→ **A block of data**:

——————————

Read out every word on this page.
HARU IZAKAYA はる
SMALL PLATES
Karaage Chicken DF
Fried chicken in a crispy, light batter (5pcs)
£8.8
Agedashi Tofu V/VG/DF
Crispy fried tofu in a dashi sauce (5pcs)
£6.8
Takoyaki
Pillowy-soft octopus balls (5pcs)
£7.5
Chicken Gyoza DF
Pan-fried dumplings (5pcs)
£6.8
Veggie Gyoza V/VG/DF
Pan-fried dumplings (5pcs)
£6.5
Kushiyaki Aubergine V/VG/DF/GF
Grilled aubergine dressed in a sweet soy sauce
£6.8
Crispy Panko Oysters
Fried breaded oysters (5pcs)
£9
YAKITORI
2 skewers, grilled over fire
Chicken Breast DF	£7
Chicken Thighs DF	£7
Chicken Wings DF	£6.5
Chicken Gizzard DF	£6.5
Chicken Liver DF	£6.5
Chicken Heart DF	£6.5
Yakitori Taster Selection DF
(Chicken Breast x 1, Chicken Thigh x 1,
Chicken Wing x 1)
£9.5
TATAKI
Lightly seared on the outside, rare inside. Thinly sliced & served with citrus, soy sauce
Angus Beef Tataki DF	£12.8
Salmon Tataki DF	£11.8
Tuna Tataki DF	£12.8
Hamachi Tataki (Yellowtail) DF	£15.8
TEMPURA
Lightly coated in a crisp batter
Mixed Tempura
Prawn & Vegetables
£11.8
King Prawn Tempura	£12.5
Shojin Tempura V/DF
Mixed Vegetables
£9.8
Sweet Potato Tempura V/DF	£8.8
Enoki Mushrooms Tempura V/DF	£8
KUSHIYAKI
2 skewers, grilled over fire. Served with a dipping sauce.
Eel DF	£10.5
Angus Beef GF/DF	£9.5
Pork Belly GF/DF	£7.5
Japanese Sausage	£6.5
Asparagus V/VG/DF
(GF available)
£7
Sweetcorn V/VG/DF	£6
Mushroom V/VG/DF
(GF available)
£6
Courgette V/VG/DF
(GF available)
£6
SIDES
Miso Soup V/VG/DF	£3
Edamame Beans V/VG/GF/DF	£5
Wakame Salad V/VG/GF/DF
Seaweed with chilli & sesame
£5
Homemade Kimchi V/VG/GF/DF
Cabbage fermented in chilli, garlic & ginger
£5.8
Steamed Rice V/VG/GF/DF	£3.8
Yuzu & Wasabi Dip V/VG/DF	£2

——————————

Extract each entry in full, exactly as given.

Read out every word on this page.
HARU IZAKAYA はる
SMALL PLATES
Karaage Chicken DF
Fried chicken in a crispy, light batter (5pcs)
£8.8
Agedashi Tofu V/VG/DF
Crispy fried tofu in a dashi sauce (5pcs)
£6.8
Takoyaki
Pillowy-soft octopus balls (5pcs)
£7.5
Chicken Gyoza DF
Pan-fried dumplings (5pcs)
£6.8
Veggie Gyoza V/VG/DF
Pan-fried dumplings (5pcs)
£6.5
Kushiyaki Aubergine V/VG/DF/GF
Grilled aubergine dressed in a sweet soy sauce
£6.8
Crispy Panko Oysters
Fried breaded oysters (5pcs)
£9
YAKITORI
2 skewers, grilled over fire
Chicken Breast DF	£7
Chicken Thighs DF	£7
Chicken Wings DF	£6.5
Chicken Gizzard DF	£6.5
Chicken Liver DF	£6.5
Chicken Heart DF	£6.5
Yakitori Taster Selection DF
(Chicken Breast x 1, Chicken Thigh x 1,
Chicken Wing x 1)
£9.5
TATAKI
Lightly seared on the outside, rare inside. Thinly sliced & served with citrus, soy sauce
Angus Beef Tataki DF	£12.8
Salmon Tataki DF	£11.8
Tuna Tataki DF	£12.8
Hamachi Tataki (Yellowtail) DF	£15.8
TEMPURA
Lightly coated in a crisp batter
Mixed Tempura
Prawn & Vegetables
£11.8
King Prawn Tempura	£12.5
Shojin Tempura V/DF
Mixed Vegetables
£9.8
Sweet Potato Tempura V/DF	£8.8
Enoki Mushrooms Tempura V/DF	£8
KUSHIYAKI
2 skewers, grilled over fire. Served with a dipping sauce.
Eel DF	£10.5
Angus Beef GF/DF	£9.5
Pork Belly GF/DF	£7.5
Japanese Sausage	£6.5
Asparagus V/VG/DF
(GF available)
£7
Sweetcorn V/VG/DF	£6
Mushroom V/VG/DF
(GF available)
£6
Courgette V/VG/DF
(GF available)
£6
SIDES
Miso Soup V/VG/DF	£3
Edamame Beans V/VG/GF/DF	£5
Wakame Salad V/VG/GF/DF
Seaweed with chilli & sesame
£5
Homemade Kimchi V/VG/GF/DF
Cabbage fermented in chilli, garlic & ginger
£5.8
Steamed Rice V/VG/GF/DF	£3.8
Yuzu & Wasabi Dip V/VG/DF	£2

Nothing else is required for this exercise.